» **SHORT PROBLEM**: Repeat the listing in full, word for word.
**** RECORDS FOR THE EXERCISE
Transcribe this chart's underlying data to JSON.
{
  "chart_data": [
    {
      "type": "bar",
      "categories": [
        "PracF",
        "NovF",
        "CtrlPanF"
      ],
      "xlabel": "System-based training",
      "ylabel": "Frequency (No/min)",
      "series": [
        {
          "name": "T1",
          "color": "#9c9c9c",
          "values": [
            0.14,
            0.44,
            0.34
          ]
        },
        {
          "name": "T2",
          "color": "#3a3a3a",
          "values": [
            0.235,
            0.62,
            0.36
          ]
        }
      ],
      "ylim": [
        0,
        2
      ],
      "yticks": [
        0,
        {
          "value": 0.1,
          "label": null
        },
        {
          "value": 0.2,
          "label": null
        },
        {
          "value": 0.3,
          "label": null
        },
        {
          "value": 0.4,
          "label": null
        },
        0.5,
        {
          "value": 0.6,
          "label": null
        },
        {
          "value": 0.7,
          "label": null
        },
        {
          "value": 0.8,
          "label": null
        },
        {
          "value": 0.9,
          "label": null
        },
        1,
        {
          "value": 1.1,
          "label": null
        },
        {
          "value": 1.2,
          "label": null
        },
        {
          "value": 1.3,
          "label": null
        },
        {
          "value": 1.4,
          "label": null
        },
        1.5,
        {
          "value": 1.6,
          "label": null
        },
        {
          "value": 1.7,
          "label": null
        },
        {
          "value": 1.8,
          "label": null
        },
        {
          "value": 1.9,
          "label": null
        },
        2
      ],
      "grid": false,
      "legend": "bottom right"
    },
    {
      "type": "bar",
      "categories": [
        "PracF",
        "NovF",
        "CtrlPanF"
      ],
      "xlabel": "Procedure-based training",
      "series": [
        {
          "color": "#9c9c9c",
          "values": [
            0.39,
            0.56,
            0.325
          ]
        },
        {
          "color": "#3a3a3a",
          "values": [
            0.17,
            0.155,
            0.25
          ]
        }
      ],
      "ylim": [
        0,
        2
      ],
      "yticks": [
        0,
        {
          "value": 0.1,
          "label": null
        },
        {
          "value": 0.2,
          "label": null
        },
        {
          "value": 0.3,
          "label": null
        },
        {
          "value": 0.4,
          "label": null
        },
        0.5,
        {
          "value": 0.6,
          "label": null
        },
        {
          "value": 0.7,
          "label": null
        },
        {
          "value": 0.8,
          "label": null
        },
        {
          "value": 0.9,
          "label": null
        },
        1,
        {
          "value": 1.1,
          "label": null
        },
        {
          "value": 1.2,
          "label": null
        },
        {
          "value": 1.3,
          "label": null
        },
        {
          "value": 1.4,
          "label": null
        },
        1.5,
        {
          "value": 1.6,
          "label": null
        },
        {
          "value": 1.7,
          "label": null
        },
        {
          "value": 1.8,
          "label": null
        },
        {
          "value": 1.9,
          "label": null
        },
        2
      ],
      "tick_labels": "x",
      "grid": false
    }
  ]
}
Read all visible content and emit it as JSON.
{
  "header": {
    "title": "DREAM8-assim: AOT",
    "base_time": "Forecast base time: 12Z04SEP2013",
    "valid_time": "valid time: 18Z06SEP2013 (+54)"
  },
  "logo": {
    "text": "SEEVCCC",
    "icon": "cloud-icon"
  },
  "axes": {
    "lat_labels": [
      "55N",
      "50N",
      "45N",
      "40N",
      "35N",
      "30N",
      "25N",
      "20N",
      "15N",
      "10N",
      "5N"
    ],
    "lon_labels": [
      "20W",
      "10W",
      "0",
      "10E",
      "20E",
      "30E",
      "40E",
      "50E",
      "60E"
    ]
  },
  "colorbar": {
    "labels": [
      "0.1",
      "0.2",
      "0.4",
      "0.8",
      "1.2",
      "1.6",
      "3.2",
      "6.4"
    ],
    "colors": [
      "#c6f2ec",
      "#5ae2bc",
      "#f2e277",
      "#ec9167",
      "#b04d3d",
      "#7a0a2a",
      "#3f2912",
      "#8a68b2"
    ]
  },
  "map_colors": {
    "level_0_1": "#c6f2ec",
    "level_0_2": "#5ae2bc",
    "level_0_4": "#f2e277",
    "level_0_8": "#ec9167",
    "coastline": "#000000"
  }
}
********
» **REPLY TO THE TASK**:
Transcribe this chart's underlying data to JSON.
{
  "chart_data": [
    {
      "type": "bar",
      "categories": [
        "PracF",
        "NovF",
        "CtrlPanF"
      ],
      "xlabel": "System-based training",
      "ylabel": "Frequency (No/min)",
      "series": [
        {
          "name": "T1",
          "color": "#9c9c9c",
          "values": [
            0.14,
            0.44,
            0.34
          ]
        },
        {
          "name": "T2",
          "color": "#3a3a3a",
          "values": [
            0.235,
            0.62,
            0.36
          ]
        }
      ],
      "ylim": [
        0,
        2
      ],
      "yticks": [
        0,
        {
          "value": 0.1,
          "label": null
        },
        {
          "value": 0.2,
          "label": null
        },
        {
          "value": 0.3,
          "label": null
        },
        {
          "value": 0.4,
          "label": null
        },
        0.5,
        {
          "value": 0.6,
          "label": null
        },
        {
          "value": 0.7,
          "label": null
        },
        {
          "value": 0.8,
          "label": null
        },
        {
          "value": 0.9,
          "label": null
        },
        1,
        {
          "value": 1.1,
          "label": null
        },
        {
          "value": 1.2,
          "label": null
        },
        {
          "value": 1.3,
          "label": null
        },
        {
          "value": 1.4,
          "label": null
        },
        1.5,
        {
          "value": 1.6,
          "label": null
        },
        {
          "value": 1.7,
          "label": null
        },
        {
          "value": 1.8,
          "label": null
        },
        {
          "value": 1.9,
          "label": null
        },
        2
      ],
      "grid": false,
      "legend": "bottom right"
    },
    {
      "type": "bar",
      "categories": [
        "PracF",
        "NovF",
        "CtrlPanF"
      ],
      "xlabel": "Procedure-based training",
      "series": [
        {
          "color": "#9c9c9c",
          "values": [
            0.39,
            0.56,
            0.325
          ]
        },
        {
          "color": "#3a3a3a",
          "values": [
            0.17,
            0.155,
            0.25
          ]
        }
      ],
      "ylim": [
        0,
        2
      ],
      "yticks": [
        0,
        {
          "value": 0.1,
          "label": null
        },
        {
          "value": 0.2,
          "label": null
        },
        {
          "value": 0.3,
          "label": null
        },
        {
          "value": 0.4,
          "label": null
        },
        0.5,
        {
          "value": 0.6,
          "label": null
        },
        {
          "value": 0.7,
          "label": null
        },
        {
          "value": 0.8,
          "label": null
        },
        {
          "value": 0.9,
          "label": null
        },
        1,
        {
          "value": 1.1,
          "label": null
        },
        {
          "value": 1.2,
          "label": null
        },
        {
          "value": 1.3,
          "label": null
        },
        {
          "value": 1.4,
          "label": null
        },
        1.5,
        {
          "value": 1.6,
          "label": null
        },
        {
          "value": 1.7,
          "label": null
        },
        {
          "value": 1.8,
          "label": null
        },
        {
          "value": 1.9,
          "label": null
        },
        2
      ],
      "tick_labels": "x",
      "grid": false
    }
  ]
}
Read all visible content and emit it as JSON.
{
  "header": {
    "title": "DREAM8-assim: AOT",
    "base_time": "Forecast base time: 12Z04SEP2013",
    "valid_time": "valid time: 18Z06SEP2013 (+54)"
  },
  "logo": {
    "text": "SEEVCCC",
    "icon": "cloud-icon"
  },
  "axes": {
    "lat_labels": [
      "55N",
      "50N",
      "45N",
      "40N",
      "35N",
      "30N",
      "25N",
      "20N",
      "15N",
      "10N",
      "5N"
    ],
    "lon_labels": [
      "20W",
      "10W",
      "0",
      "10E",
      "20E",
      "30E",
      "40E",
      "50E",
      "60E"
    ]
  },
  "colorbar": {
    "labels": [
      "0.1",
      "0.2",
      "0.4",
      "0.8",
      "1.2",
      "1.6",
      "3.2",
      "6.4"
    ],
    "colors": [
      "#c6f2ec",
      "#5ae2bc",
      "#f2e277",
      "#ec9167",
      "#b04d3d",
      "#7a0a2a",
      "#3f2912",
      "#8a68b2"
    ]
  },
  "map_colors": {
    "level_0_1": "#c6f2ec",
    "level_0_2": "#5ae2bc",
    "level_0_4": "#f2e277",
    "level_0_8": "#ec9167",
    "coastline": "#000000"
  }
}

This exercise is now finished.